▼▼▼

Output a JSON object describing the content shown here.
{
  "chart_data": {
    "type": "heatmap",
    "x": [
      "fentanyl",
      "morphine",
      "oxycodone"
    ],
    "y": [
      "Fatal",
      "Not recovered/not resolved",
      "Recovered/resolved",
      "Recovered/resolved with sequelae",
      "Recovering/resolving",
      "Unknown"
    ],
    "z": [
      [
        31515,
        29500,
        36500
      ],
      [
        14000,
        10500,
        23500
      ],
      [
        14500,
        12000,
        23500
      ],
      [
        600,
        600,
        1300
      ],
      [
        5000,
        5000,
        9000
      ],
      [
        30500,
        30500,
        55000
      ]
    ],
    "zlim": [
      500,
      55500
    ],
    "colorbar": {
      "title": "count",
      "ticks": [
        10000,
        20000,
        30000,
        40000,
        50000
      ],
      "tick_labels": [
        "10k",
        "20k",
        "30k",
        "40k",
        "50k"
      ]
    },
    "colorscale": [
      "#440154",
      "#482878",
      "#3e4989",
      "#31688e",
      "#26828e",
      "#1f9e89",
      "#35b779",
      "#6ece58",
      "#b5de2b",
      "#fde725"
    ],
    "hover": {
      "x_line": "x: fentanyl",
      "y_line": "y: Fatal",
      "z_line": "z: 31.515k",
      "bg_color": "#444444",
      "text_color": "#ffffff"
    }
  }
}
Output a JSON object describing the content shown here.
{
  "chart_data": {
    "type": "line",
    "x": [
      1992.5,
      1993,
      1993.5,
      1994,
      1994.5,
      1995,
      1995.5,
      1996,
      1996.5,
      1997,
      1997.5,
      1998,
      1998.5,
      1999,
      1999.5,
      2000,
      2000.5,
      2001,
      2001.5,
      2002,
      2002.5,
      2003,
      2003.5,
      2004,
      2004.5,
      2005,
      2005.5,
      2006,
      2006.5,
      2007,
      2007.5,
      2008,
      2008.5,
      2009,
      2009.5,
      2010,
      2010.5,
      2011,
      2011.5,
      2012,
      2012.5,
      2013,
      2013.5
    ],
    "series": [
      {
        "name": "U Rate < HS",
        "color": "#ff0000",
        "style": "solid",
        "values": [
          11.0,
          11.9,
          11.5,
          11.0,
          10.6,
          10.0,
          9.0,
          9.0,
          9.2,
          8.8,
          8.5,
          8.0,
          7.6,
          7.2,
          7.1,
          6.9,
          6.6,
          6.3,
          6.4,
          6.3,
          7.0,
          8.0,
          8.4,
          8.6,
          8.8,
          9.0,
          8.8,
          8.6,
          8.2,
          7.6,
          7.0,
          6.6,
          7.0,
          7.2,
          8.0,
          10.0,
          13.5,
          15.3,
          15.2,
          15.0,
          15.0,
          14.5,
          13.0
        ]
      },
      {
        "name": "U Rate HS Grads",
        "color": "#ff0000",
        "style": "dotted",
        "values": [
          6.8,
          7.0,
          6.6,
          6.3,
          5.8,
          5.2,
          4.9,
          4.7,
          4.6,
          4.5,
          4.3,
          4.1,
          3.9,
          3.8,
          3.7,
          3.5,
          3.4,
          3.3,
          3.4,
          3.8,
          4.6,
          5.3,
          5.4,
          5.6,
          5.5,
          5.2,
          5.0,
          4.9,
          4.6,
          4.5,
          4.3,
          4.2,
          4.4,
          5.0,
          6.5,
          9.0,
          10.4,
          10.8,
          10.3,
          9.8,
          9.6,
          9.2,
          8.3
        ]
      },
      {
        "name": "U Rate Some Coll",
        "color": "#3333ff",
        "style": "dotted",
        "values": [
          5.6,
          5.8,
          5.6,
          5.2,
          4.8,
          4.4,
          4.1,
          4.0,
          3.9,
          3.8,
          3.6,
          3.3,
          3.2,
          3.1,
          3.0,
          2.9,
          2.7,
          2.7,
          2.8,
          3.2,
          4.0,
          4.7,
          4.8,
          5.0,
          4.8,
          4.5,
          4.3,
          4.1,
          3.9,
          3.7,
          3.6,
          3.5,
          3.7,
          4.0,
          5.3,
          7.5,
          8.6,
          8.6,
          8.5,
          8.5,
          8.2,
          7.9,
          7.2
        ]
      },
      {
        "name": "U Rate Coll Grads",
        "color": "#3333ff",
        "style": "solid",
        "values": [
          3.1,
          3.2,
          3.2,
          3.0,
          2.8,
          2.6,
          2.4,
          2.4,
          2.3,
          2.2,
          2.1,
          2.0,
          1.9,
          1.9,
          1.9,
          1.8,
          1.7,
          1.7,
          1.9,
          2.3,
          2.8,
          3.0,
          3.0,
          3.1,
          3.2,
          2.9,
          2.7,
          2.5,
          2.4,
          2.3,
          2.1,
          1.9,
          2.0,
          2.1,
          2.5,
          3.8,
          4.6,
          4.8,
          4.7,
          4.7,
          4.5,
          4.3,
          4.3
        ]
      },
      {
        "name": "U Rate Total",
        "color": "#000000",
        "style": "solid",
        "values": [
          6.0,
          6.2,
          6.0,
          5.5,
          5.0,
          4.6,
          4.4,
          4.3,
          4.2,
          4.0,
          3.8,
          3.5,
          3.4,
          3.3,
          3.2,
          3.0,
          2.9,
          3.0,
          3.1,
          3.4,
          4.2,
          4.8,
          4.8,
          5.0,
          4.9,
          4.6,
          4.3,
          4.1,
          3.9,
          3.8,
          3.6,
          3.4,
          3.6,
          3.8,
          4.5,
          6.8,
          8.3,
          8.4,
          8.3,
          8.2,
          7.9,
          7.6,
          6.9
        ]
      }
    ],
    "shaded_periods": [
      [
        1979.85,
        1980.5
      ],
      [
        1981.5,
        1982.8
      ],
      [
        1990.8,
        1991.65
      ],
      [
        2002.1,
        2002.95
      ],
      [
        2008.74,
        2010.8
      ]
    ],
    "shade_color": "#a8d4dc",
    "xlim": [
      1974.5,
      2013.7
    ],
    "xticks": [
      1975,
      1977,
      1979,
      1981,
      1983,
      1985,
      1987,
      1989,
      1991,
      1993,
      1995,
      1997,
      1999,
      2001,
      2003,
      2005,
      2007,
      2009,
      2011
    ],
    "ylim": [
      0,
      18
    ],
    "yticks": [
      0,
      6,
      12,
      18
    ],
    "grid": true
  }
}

▲▲▲

_WORK TO DO_
Your task is to gather all lines from the entries above that hold the word "Coll".

_SOLUTION BELOW_
        "name": "U Rate Some Coll",
        "name": "U Rate Coll Grads",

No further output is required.